Given data
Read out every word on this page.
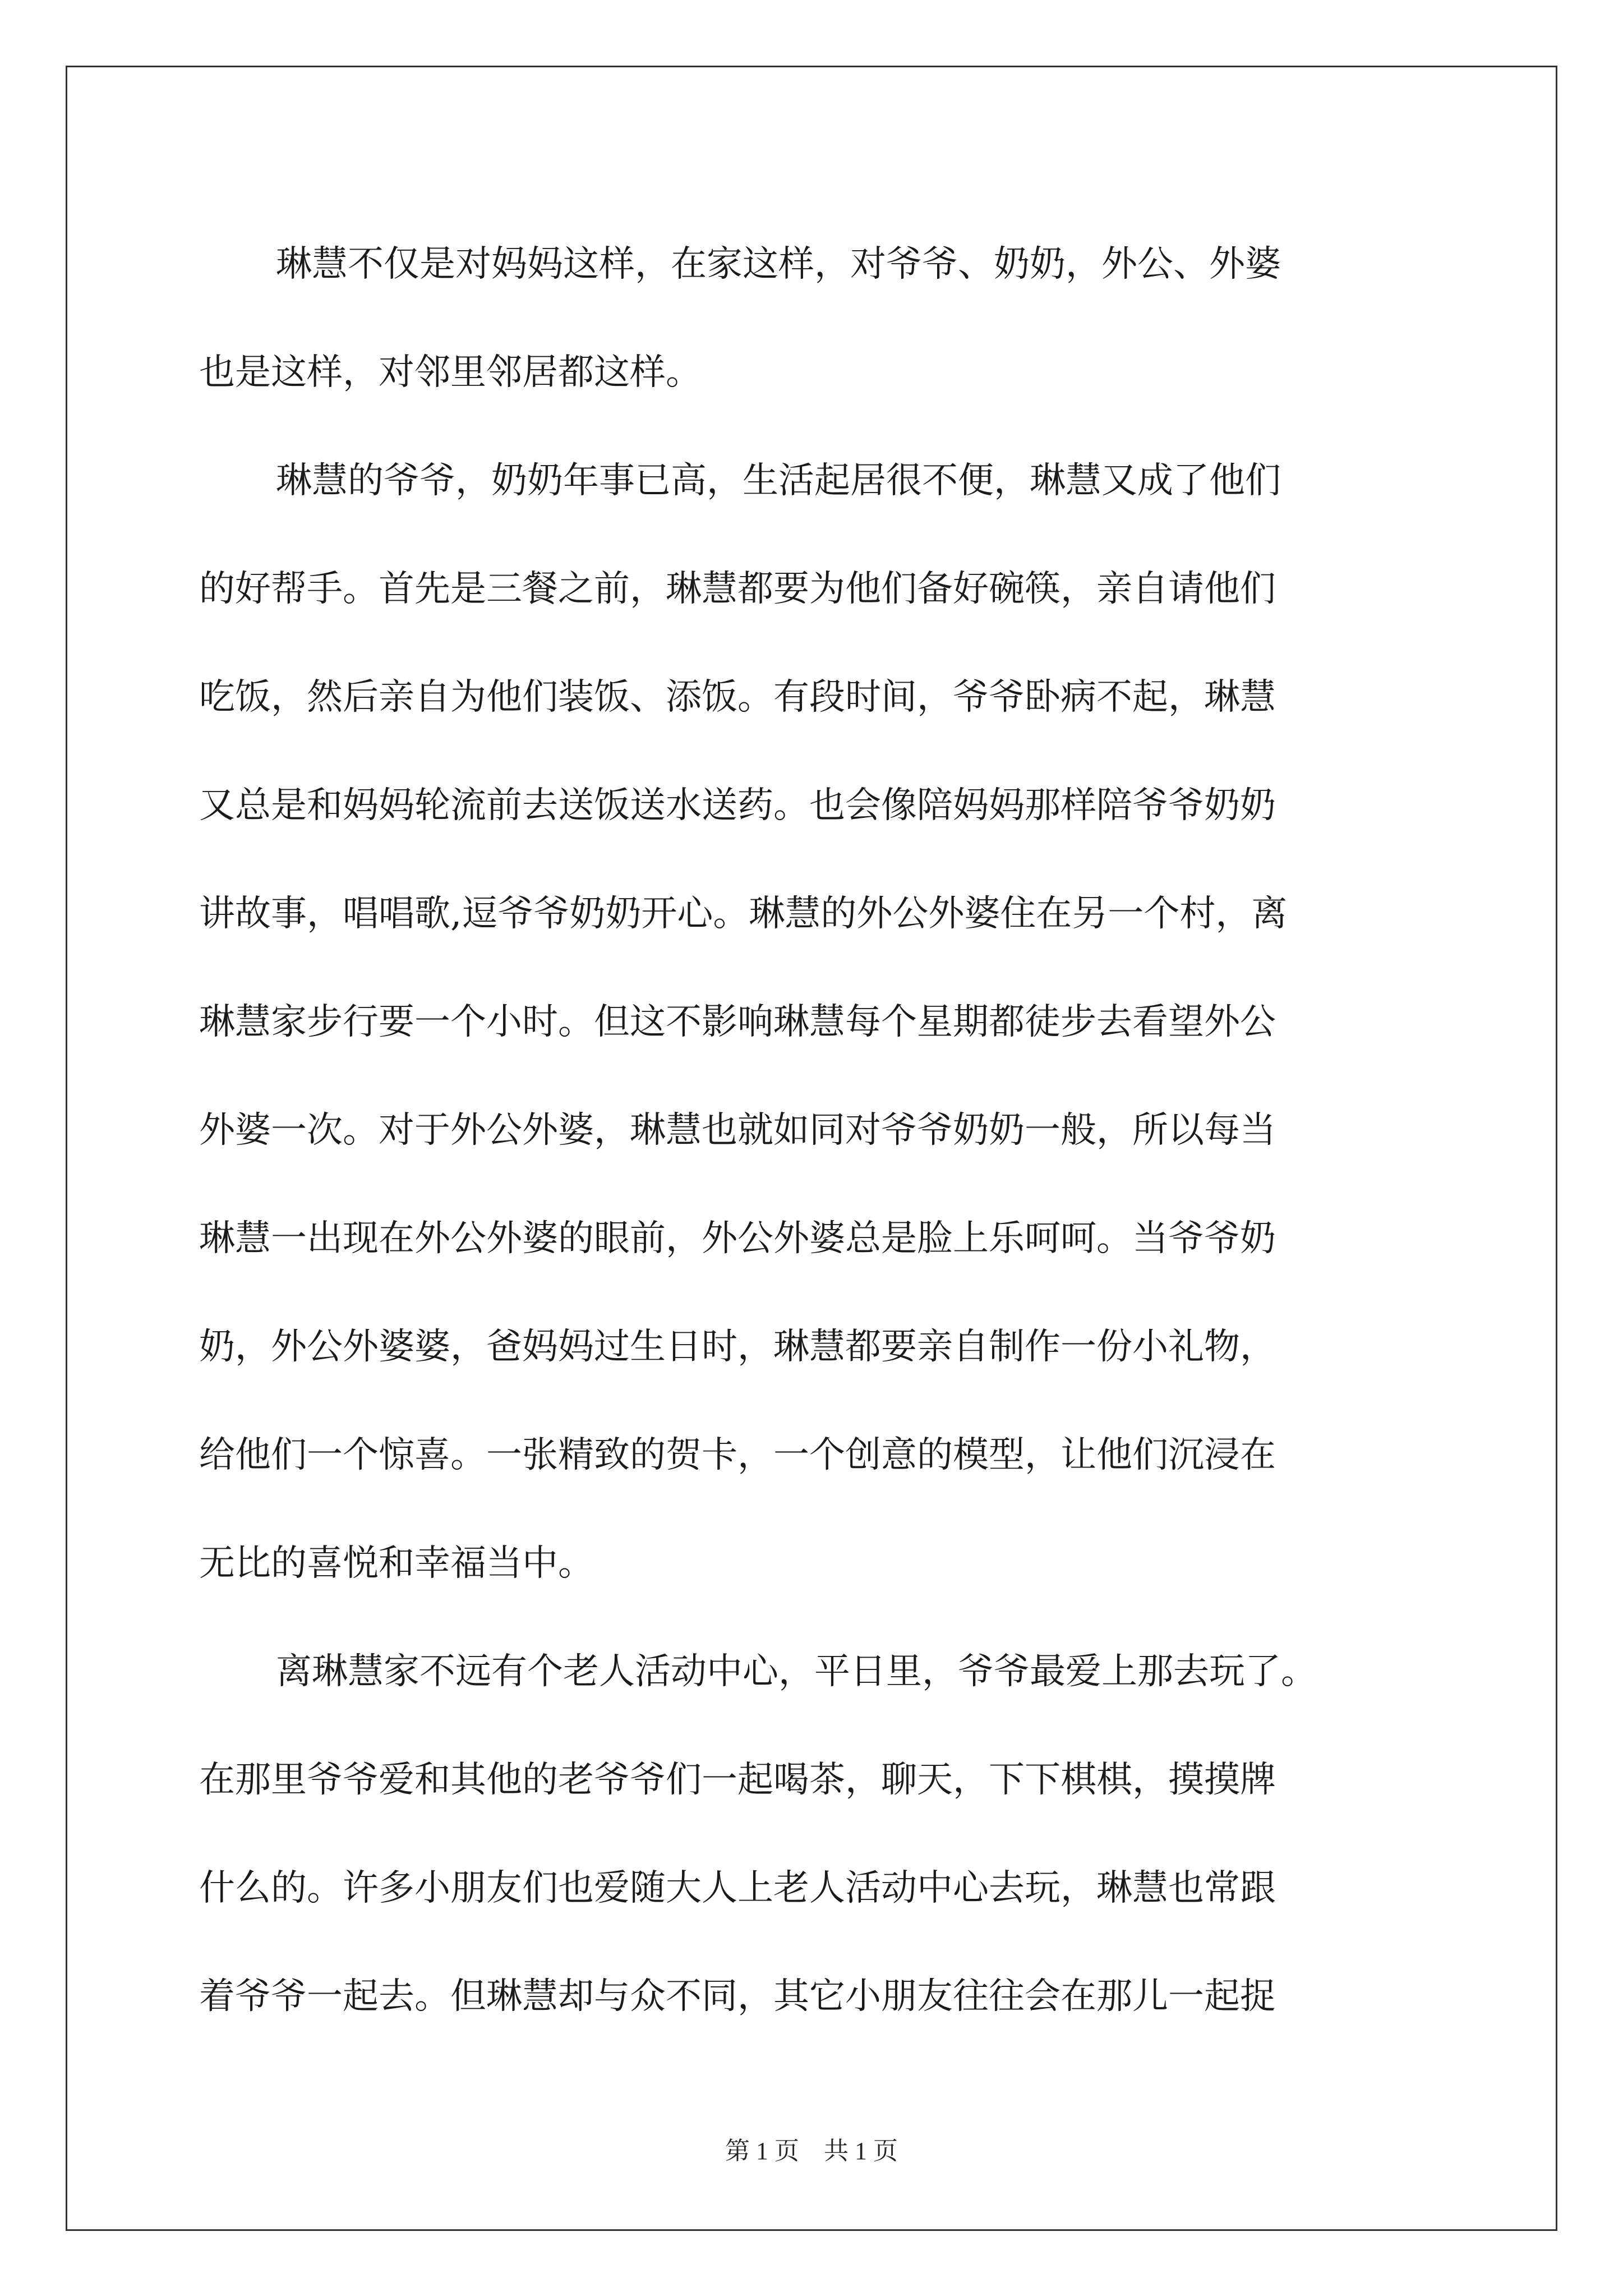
琳慧不仅是对妈妈这样，在家这样，对爷爷、奶奶，外公、外婆
也是这样，对邻里邻居都这样。
琳慧的爷爷，奶奶年事已高，生活起居很不便，琳慧又成了他们
的好帮手。首先是三餐之前，琳慧都要为他们备好碗筷，亲自请他们
吃饭，然后亲自为他们装饭、添饭。有段时间，爷爷卧病不起，琳慧
又总是和妈妈轮流前去送饭送水送药。也会像陪妈妈那样陪爷爷奶奶
讲故事，唱唱歌,逗爷爷奶奶开心。琳慧的外公外婆住在另一个村，离
琳慧家步行要一个小时。但这不影响琳慧每个星期都徒步去看望外公
外婆一次。对于外公外婆，琳慧也就如同对爷爷奶奶一般，所以每当
琳慧一出现在外公外婆的眼前，外公外婆总是脸上乐呵呵。当爷爷奶
奶，外公外婆婆，爸妈妈过生日时，琳慧都要亲自制作一份小礼物，
给他们一个惊喜。一张精致的贺卡，一个创意的模型，让他们沉浸在
无比的喜悦和幸福当中。
离琳慧家不远有个老人活动中心，平日里，爷爷最爱上那去玩了。
在那里爷爷爱和其他的老爷爷们一起喝茶，聊天，下下棋棋，摸摸牌
什么的。许多小朋友们也爱随大人上老人活动中心去玩，琳慧也常跟
着爷爷一起去。但琳慧却与众不同，其它小朋友往往会在那儿一起捉
第 1 页    共 1 页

Aim of the exercise
In your copy of the records, include no pictures; repeat everything else exactly.

Output below
Read out every word on this page.
琳慧不仅是对妈妈这样，在家这样，对爷爷、奶奶，外公、外婆
也是这样，对邻里邻居都这样。
琳慧的爷爷，奶奶年事已高，生活起居很不便，琳慧又成了他们
的好帮手。首先是三餐之前，琳慧都要为他们备好碗筷，亲自请他们
吃饭，然后亲自为他们装饭、添饭。有段时间，爷爷卧病不起，琳慧
又总是和妈妈轮流前去送饭送水送药。也会像陪妈妈那样陪爷爷奶奶
讲故事，唱唱歌,逗爷爷奶奶开心。琳慧的外公外婆住在另一个村，离
琳慧家步行要一个小时。但这不影响琳慧每个星期都徒步去看望外公
外婆一次。对于外公外婆，琳慧也就如同对爷爷奶奶一般，所以每当
琳慧一出现在外公外婆的眼前，外公外婆总是脸上乐呵呵。当爷爷奶
奶，外公外婆婆，爸妈妈过生日时，琳慧都要亲自制作一份小礼物，
给他们一个惊喜。一张精致的贺卡，一个创意的模型，让他们沉浸在
无比的喜悦和幸福当中。
离琳慧家不远有个老人活动中心，平日里，爷爷最爱上那去玩了。
在那里爷爷爱和其他的老爷爷们一起喝茶，聊天，下下棋棋，摸摸牌
什么的。许多小朋友们也爱随大人上老人活动中心去玩，琳慧也常跟
着爷爷一起去。但琳慧却与众不同，其它小朋友往往会在那儿一起捉
第 1 页    共 1 页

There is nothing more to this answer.